[TEXT]
-- Begin --

My first taste of this gujrati classic, Handvo, was at a book signing and cooking demo event by Tarla Dalal, possibly one of India's greatest cookbook authors. Her interpretation of Handvo was by using buckwheat flour, cooked on a stove top in a covered cast iron pan. It was love at first bite. While I could never get that particular recipe right, (sometimes, you just have to cherish the memory of that single morsel passed around & leave it at that), my 'americanized' version made with cornmeal and handvo flour is a favorite at home.

-- End --

[GIVEN DATA]
-- Begin --

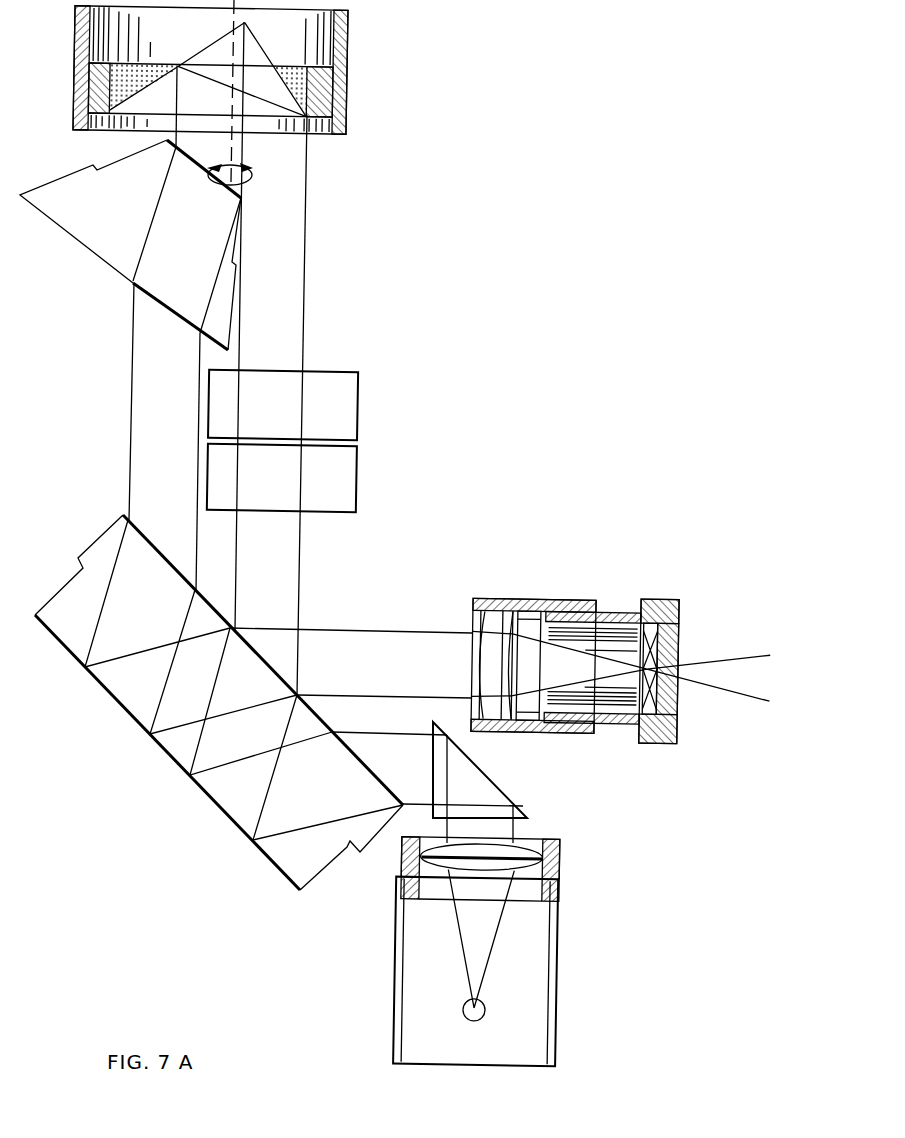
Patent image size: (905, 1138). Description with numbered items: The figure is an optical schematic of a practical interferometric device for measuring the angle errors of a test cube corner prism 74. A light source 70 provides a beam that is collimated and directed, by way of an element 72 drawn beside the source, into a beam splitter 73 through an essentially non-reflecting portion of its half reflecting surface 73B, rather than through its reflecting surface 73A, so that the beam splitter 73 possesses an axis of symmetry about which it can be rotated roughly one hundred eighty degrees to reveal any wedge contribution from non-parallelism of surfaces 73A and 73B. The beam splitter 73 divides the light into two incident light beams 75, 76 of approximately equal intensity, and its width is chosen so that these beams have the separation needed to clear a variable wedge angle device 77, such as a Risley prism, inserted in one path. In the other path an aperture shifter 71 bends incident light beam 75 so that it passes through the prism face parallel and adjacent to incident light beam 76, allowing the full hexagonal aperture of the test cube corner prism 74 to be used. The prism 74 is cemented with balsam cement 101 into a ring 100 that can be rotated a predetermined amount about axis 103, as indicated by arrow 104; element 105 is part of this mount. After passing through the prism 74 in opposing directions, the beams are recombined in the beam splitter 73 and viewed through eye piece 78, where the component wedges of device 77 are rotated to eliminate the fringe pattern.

-- End --

Pick up the Handvo text after its final sentence and continue writing it.

[EXERCISE OUTPUT]
Handvo (or 'ondhwa') flour is a mixture of cream of rice and various lentils, tuvar (pigeon peas), Mung & channa (chickpea), all ground up to the consistency of cornmeal. Its readily available in most Indian grocery stores. Combined with grated fresh zucchini, Handvo makes a tasty savory snack. Although Asafetida is an ingredient in the original dish, I've omitted it since it often contains wheat flour, a source of gluten. —Panfusine
Makes ~ 20 pieces
- 1 cup yellow cornmeal
- 1 cup 'handvo' flour mix (available at most Indian grocery stores)
- 1 packet active dry yeast
- 1 cup buttermilk
- 1/2 cup water
- 1 teaspoon double acting baking powder
- 2 cups shredded zucchini
- 2 inch piece ginger, peeled and grated
- 2 cloves garlic
- 2 serrano chiles
- 1.5 - 2 teaspoons Salt
- 1/4 cup fresh dill leaves chopped
- 4 tablespoons olive oil
- 2 tablespoons whole coriander seeds, lightly crushed to split them in half
- 1/4 cup white sesame seeds
- Combine the handvo flour and cornmeal with the yeast, buttermilk & water. Mix well and set aside for about 2 hours. (the mix needs to be slightly bubbly)
- In the mean time, combine the ginger, garlic & serrano chiles in a mortar & pound to obtain a paste.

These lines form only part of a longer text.